---------- Stored data ----------

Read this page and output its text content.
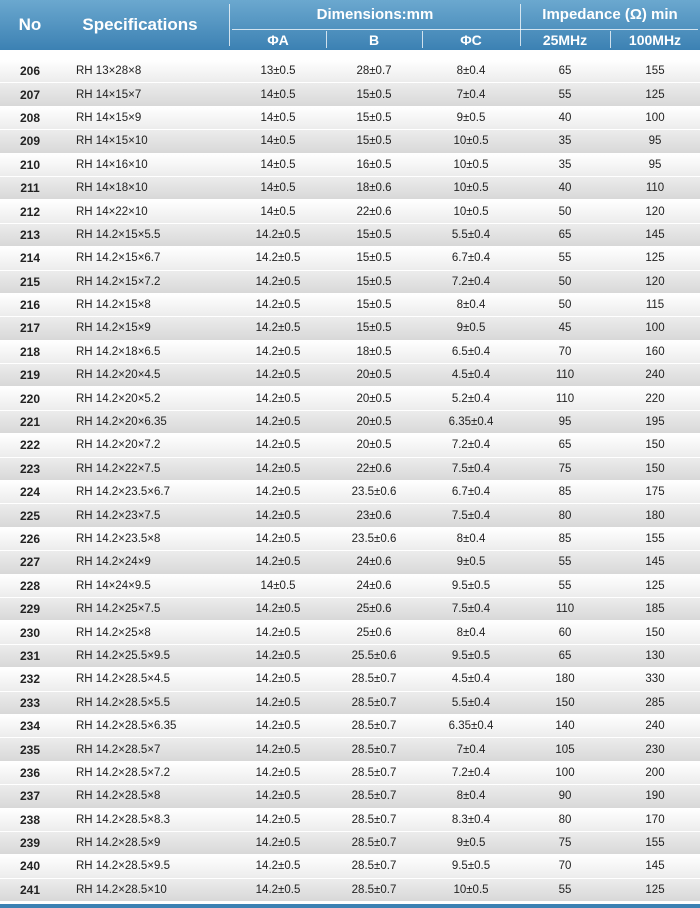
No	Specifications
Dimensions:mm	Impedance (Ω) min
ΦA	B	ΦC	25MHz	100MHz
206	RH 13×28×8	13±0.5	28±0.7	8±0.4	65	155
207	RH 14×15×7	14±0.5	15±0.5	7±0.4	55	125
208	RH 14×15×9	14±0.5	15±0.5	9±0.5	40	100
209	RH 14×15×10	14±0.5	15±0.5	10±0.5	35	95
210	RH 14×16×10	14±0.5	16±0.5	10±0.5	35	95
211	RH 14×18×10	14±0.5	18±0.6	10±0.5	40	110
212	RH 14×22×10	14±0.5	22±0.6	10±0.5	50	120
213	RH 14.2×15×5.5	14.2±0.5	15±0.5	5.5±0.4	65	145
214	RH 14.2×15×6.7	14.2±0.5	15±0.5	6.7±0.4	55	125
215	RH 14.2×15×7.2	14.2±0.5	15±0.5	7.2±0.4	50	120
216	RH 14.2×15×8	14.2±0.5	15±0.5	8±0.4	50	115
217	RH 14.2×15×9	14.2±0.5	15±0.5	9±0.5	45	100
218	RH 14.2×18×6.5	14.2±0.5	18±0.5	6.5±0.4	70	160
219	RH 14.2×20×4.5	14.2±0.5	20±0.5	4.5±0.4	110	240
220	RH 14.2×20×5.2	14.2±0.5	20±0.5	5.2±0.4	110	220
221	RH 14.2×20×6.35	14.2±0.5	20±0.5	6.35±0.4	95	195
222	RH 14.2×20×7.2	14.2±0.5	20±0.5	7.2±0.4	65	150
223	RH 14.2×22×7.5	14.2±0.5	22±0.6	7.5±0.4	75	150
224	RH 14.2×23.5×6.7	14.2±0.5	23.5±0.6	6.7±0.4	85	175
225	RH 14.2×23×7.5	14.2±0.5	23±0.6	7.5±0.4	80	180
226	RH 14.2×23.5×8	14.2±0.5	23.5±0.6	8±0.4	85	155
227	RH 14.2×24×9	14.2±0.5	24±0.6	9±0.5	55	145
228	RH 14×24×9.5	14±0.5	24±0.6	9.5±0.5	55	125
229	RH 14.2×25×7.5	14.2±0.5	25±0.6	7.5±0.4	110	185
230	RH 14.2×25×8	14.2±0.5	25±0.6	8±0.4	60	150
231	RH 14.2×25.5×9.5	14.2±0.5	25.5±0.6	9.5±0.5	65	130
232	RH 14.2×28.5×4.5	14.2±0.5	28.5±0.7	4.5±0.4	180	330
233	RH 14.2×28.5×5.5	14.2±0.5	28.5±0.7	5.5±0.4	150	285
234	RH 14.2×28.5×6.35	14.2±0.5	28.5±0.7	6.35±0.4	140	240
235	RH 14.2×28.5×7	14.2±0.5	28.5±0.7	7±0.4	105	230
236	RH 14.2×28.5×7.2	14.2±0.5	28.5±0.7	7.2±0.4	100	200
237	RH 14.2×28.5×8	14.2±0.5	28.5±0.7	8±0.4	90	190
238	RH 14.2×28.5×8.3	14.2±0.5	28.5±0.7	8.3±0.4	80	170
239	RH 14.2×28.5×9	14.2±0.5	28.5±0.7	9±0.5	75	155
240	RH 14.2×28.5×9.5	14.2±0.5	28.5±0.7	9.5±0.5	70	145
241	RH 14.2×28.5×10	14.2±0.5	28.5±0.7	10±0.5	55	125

----------

What this task involves: Reproduce the records verbatim, omitting all images they contain.

Exercise answer:
Read this page and output its text content.
No	Specifications
Dimensions:mm	Impedance (Ω) min
ΦA	B	ΦC	25MHz	100MHz
206	RH 13×28×8	13±0.5	28±0.7	8±0.4	65	155
207	RH 14×15×7	14±0.5	15±0.5	7±0.4	55	125
208	RH 14×15×9	14±0.5	15±0.5	9±0.5	40	100
209	RH 14×15×10	14±0.5	15±0.5	10±0.5	35	95
210	RH 14×16×10	14±0.5	16±0.5	10±0.5	35	95
211	RH 14×18×10	14±0.5	18±0.6	10±0.5	40	110
212	RH 14×22×10	14±0.5	22±0.6	10±0.5	50	120
213	RH 14.2×15×5.5	14.2±0.5	15±0.5	5.5±0.4	65	145
214	RH 14.2×15×6.7	14.2±0.5	15±0.5	6.7±0.4	55	125
215	RH 14.2×15×7.2	14.2±0.5	15±0.5	7.2±0.4	50	120
216	RH 14.2×15×8	14.2±0.5	15±0.5	8±0.4	50	115
217	RH 14.2×15×9	14.2±0.5	15±0.5	9±0.5	45	100
218	RH 14.2×18×6.5	14.2±0.5	18±0.5	6.5±0.4	70	160
219	RH 14.2×20×4.5	14.2±0.5	20±0.5	4.5±0.4	110	240
220	RH 14.2×20×5.2	14.2±0.5	20±0.5	5.2±0.4	110	220
221	RH 14.2×20×6.35	14.2±0.5	20±0.5	6.35±0.4	95	195
222	RH 14.2×20×7.2	14.2±0.5	20±0.5	7.2±0.4	65	150
223	RH 14.2×22×7.5	14.2±0.5	22±0.6	7.5±0.4	75	150
224	RH 14.2×23.5×6.7	14.2±0.5	23.5±0.6	6.7±0.4	85	175
225	RH 14.2×23×7.5	14.2±0.5	23±0.6	7.5±0.4	80	180
226	RH 14.2×23.5×8	14.2±0.5	23.5±0.6	8±0.4	85	155
227	RH 14.2×24×9	14.2±0.5	24±0.6	9±0.5	55	145
228	RH 14×24×9.5	14±0.5	24±0.6	9.5±0.5	55	125
229	RH 14.2×25×7.5	14.2±0.5	25±0.6	7.5±0.4	110	185
230	RH 14.2×25×8	14.2±0.5	25±0.6	8±0.4	60	150
231	RH 14.2×25.5×9.5	14.2±0.5	25.5±0.6	9.5±0.5	65	130
232	RH 14.2×28.5×4.5	14.2±0.5	28.5±0.7	4.5±0.4	180	330
233	RH 14.2×28.5×5.5	14.2±0.5	28.5±0.7	5.5±0.4	150	285
234	RH 14.2×28.5×6.35	14.2±0.5	28.5±0.7	6.35±0.4	140	240
235	RH 14.2×28.5×7	14.2±0.5	28.5±0.7	7±0.4	105	230
236	RH 14.2×28.5×7.2	14.2±0.5	28.5±0.7	7.2±0.4	100	200
237	RH 14.2×28.5×8	14.2±0.5	28.5±0.7	8±0.4	90	190
238	RH 14.2×28.5×8.3	14.2±0.5	28.5±0.7	8.3±0.4	80	170
239	RH 14.2×28.5×9	14.2±0.5	28.5±0.7	9±0.5	75	155
240	RH 14.2×28.5×9.5	14.2±0.5	28.5±0.7	9.5±0.5	70	145
241	RH 14.2×28.5×10	14.2±0.5	28.5±0.7	10±0.5	55	125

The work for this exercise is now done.